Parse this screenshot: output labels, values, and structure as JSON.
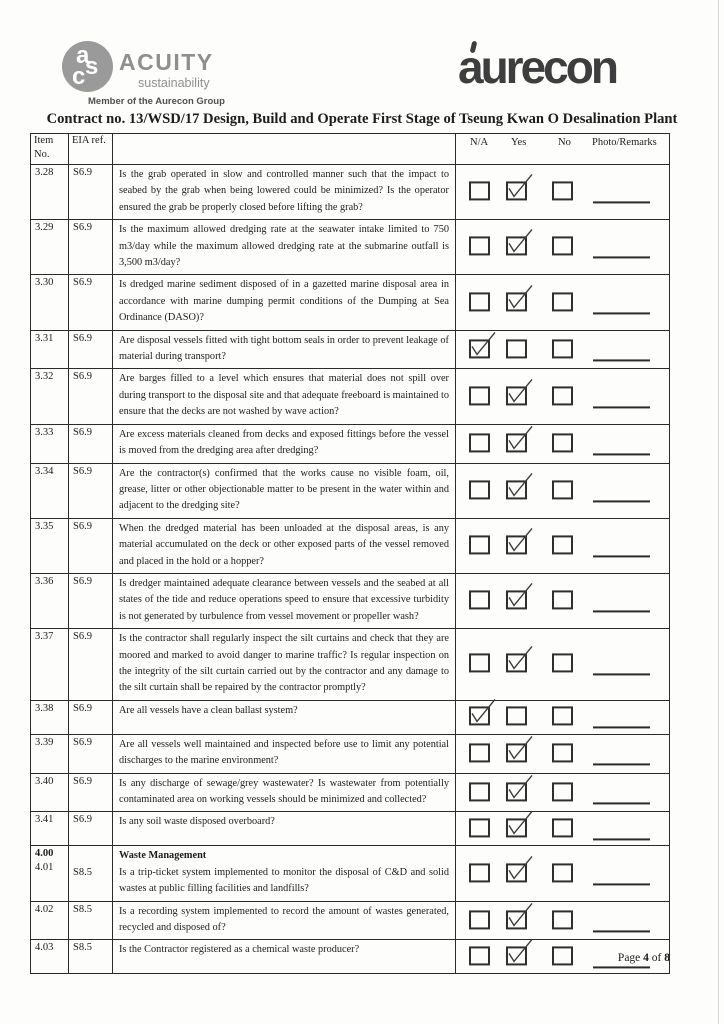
{
  "header": {
    "acuity": {
      "mono": "asc",
      "name": "ACUITY",
      "subtitle": "sustainability",
      "member": "Member of the Aurecon Group"
    },
    "aurecon": {
      "wordmark": "aurecon"
    }
  },
  "title": "Contract no. 13/WSD/17 Design, Build and Operate First Stage of Tseung Kwan O Desalination Plant",
  "table": {
    "headers": {
      "item_line1": "Item",
      "item_line2": "No.",
      "ref": "EIA ref.",
      "na": "N/A",
      "yes": "Yes",
      "no": "No",
      "remarks": "Photo/Remarks"
    },
    "rows": [
      {
        "item": "3.28",
        "ref": "S6.9",
        "text": "Is the grab operated in slow and controlled manner such that the impact to seabed by the grab when being lowered could be minimized? Is the operator ensured the grab be properly closed before lifting the grab?",
        "answer": "yes"
      },
      {
        "item": "3.29",
        "ref": "S6.9",
        "text": "Is the maximum allowed dredging rate at the seawater intake limited to 750 m3/day while the maximum allowed dredging rate at the submarine outfall is 3,500 m3/day?",
        "answer": "yes"
      },
      {
        "item": "3.30",
        "ref": "S6.9",
        "text": "Is dredged marine sediment disposed of in a gazetted marine disposal area in accordance with marine dumping permit conditions of the Dumping at Sea Ordinance (DASO)?",
        "answer": "yes"
      },
      {
        "item": "3.31",
        "ref": "S6.9",
        "text": "Are disposal vessels fitted with tight bottom seals in order to prevent leakage of material during transport?",
        "answer": "na"
      },
      {
        "item": "3.32",
        "ref": "S6.9",
        "text": "Are barges filled to a level which ensures that material does not spill over during transport to the disposal site and that adequate freeboard is maintained to ensure that the decks are not washed by wave action?",
        "answer": "yes"
      },
      {
        "item": "3.33",
        "ref": "S6.9",
        "text": "Are excess materials cleaned from decks and exposed fittings before the vessel is moved from the dredging area after dredging?",
        "answer": "yes"
      },
      {
        "item": "3.34",
        "ref": "S6.9",
        "text": "Are the contractor(s) confirmed that the works cause no visible foam, oil, grease, litter or other objectionable matter to be present in the water within and adjacent to the dredging site?",
        "answer": "yes"
      },
      {
        "item": "3.35",
        "ref": "S6.9",
        "text": "When the dredged material has been unloaded at the disposal areas, is any material accumulated on the deck or other exposed parts of the vessel removed and placed in the hold or a hopper?",
        "answer": "yes"
      },
      {
        "item": "3.36",
        "ref": "S6.9",
        "text": "Is dredger maintained adequate clearance between vessels and the seabed at all states of the tide and reduce operations speed to ensure that excessive turbidity is not generated by turbulence from vessel movement or propeller wash?",
        "answer": "yes"
      },
      {
        "item": "3.37",
        "ref": "S6.9",
        "text": "Is the contractor shall regularly inspect the silt curtains and check that they are moored and marked to avoid danger to marine traffic? Is regular inspection on the integrity of the silt curtain carried out by the contractor and any damage to the silt curtain shall be repaired by the contractor promptly?",
        "answer": "yes"
      },
      {
        "item": "3.38",
        "ref": "S6.9",
        "text": "Are all vessels have a clean ballast system?",
        "answer": "na"
      },
      {
        "item": "3.39",
        "ref": "S6.9",
        "text": "Are all vessels well maintained and inspected before use to limit any potential discharges to the marine environment?",
        "answer": "yes"
      },
      {
        "item": "3.40",
        "ref": "S6.9",
        "text": "Is any discharge of sewage/grey wastewater? Is wastewater from potentially contaminated area on working vessels should be minimized and collected?",
        "answer": "yes"
      },
      {
        "item": "3.41",
        "ref": "S6.9",
        "text": "Is any soil waste disposed overboard?",
        "answer": "yes"
      },
      {
        "item": "4.00",
        "section_title": "Waste Management",
        "sub_item": "4.01",
        "ref": "S8.5",
        "text": "Is a trip-ticket system implemented to monitor the disposal of C&D and solid wastes at public filling facilities and landfills?",
        "answer": "yes"
      },
      {
        "item": "4.02",
        "ref": "S8.5",
        "text": "Is a recording system implemented to record the amount of wastes generated, recycled and disposed of?",
        "answer": "yes"
      },
      {
        "item": "4.03",
        "ref": "S8.5",
        "text": "Is the Contractor registered as a chemical waste producer?",
        "answer": "yes"
      }
    ]
  },
  "footer": {
    "prefix": "Page",
    "page": "4",
    "middle": "of",
    "total": "8"
  },
  "colors": {
    "paper": "#fdfdfc",
    "ink": "#1c1c1c",
    "table_border": "#2a2a2a",
    "logo_gray": "#8f8f8f",
    "aurecon_gray": "#3e3e3e",
    "check_ink": "#3c3c3c"
  }
}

——————————

- Exercise details -
Without including any picture, retype the entries exactly.

- Solution -
Parse this screenshot: output labels, values, and structure as JSON.
{
  "header": {
    "acuity": {
      "mono": "asc",
      "name": "ACUITY",
      "subtitle": "sustainability",
      "member": "Member of the Aurecon Group"
    },
    "aurecon": {
      "wordmark": "aurecon"
    }
  },
  "title": "Contract no. 13/WSD/17 Design, Build and Operate First Stage of Tseung Kwan O Desalination Plant",
  "table": {
    "headers": {
      "item_line1": "Item",
      "item_line2": "No.",
      "ref": "EIA ref.",
      "na": "N/A",
      "yes": "Yes",
      "no": "No",
      "remarks": "Photo/Remarks"
    },
    "rows": [
      {
        "item": "3.28",
        "ref": "S6.9",
        "text": "Is the grab operated in slow and controlled manner such that the impact to seabed by the grab when being lowered could be minimized? Is the operator ensured the grab be properly closed before lifting the grab?",
        "answer": "yes"
      },
      {
        "item": "3.29",
        "ref": "S6.9",
        "text": "Is the maximum allowed dredging rate at the seawater intake limited to 750 m3/day while the maximum allowed dredging rate at the submarine outfall is 3,500 m3/day?",
        "answer": "yes"
      },
      {
        "item": "3.30",
        "ref": "S6.9",
        "text": "Is dredged marine sediment disposed of in a gazetted marine disposal area in accordance with marine dumping permit conditions of the Dumping at Sea Ordinance (DASO)?",
        "answer": "yes"
      },
      {
        "item": "3.31",
        "ref": "S6.9",
        "text": "Are disposal vessels fitted with tight bottom seals in order to prevent leakage of material during transport?",
        "answer": "na"
      },
      {
        "item": "3.32",
        "ref": "S6.9",
        "text": "Are barges filled to a level which ensures that material does not spill over during transport to the disposal site and that adequate freeboard is maintained to ensure that the decks are not washed by wave action?",
        "answer": "yes"
      },
      {
        "item": "3.33",
        "ref": "S6.9",
        "text": "Are excess materials cleaned from decks and exposed fittings before the vessel is moved from the dredging area after dredging?",
        "answer": "yes"
      },
      {
        "item": "3.34",
        "ref": "S6.9",
        "text": "Are the contractor(s) confirmed that the works cause no visible foam, oil, grease, litter or other objectionable matter to be present in the water within and adjacent to the dredging site?",
        "answer": "yes"
      },
      {
        "item": "3.35",
        "ref": "S6.9",
        "text": "When the dredged material has been unloaded at the disposal areas, is any material accumulated on the deck or other exposed parts of the vessel removed and placed in the hold or a hopper?",
        "answer": "yes"
      },
      {
        "item": "3.36",
        "ref": "S6.9",
        "text": "Is dredger maintained adequate clearance between vessels and the seabed at all states of the tide and reduce operations speed to ensure that excessive turbidity is not generated by turbulence from vessel movement or propeller wash?",
        "answer": "yes"
      },
      {
        "item": "3.37",
        "ref": "S6.9",
        "text": "Is the contractor shall regularly inspect the silt curtains and check that they are moored and marked to avoid danger to marine traffic? Is regular inspection on the integrity of the silt curtain carried out by the contractor and any damage to the silt curtain shall be repaired by the contractor promptly?",
        "answer": "yes"
      },
      {
        "item": "3.38",
        "ref": "S6.9",
        "text": "Are all vessels have a clean ballast system?",
        "answer": "na"
      },
      {
        "item": "3.39",
        "ref": "S6.9",
        "text": "Are all vessels well maintained and inspected before use to limit any potential discharges to the marine environment?",
        "answer": "yes"
      },
      {
        "item": "3.40",
        "ref": "S6.9",
        "text": "Is any discharge of sewage/grey wastewater? Is wastewater from potentially contaminated area on working vessels should be minimized and collected?",
        "answer": "yes"
      },
      {
        "item": "3.41",
        "ref": "S6.9",
        "text": "Is any soil waste disposed overboard?",
        "answer": "yes"
      },
      {
        "item": "4.00",
        "section_title": "Waste Management",
        "sub_item": "4.01",
        "ref": "S8.5",
        "text": "Is a trip-ticket system implemented to monitor the disposal of C&D and solid wastes at public filling facilities and landfills?",
        "answer": "yes"
      },
      {
        "item": "4.02",
        "ref": "S8.5",
        "text": "Is a recording system implemented to record the amount of wastes generated, recycled and disposed of?",
        "answer": "yes"
      },
      {
        "item": "4.03",
        "ref": "S8.5",
        "text": "Is the Contractor registered as a chemical waste producer?",
        "answer": "yes"
      }
    ]
  },
  "footer": {
    "prefix": "Page",
    "page": "4",
    "middle": "of",
    "total": "8"
  },
  "colors": {
    "paper": "#fdfdfc",
    "ink": "#1c1c1c",
    "table_border": "#2a2a2a",
    "logo_gray": "#8f8f8f",
    "aurecon_gray": "#3e3e3e",
    "check_ink": "#3c3c3c"
  }
}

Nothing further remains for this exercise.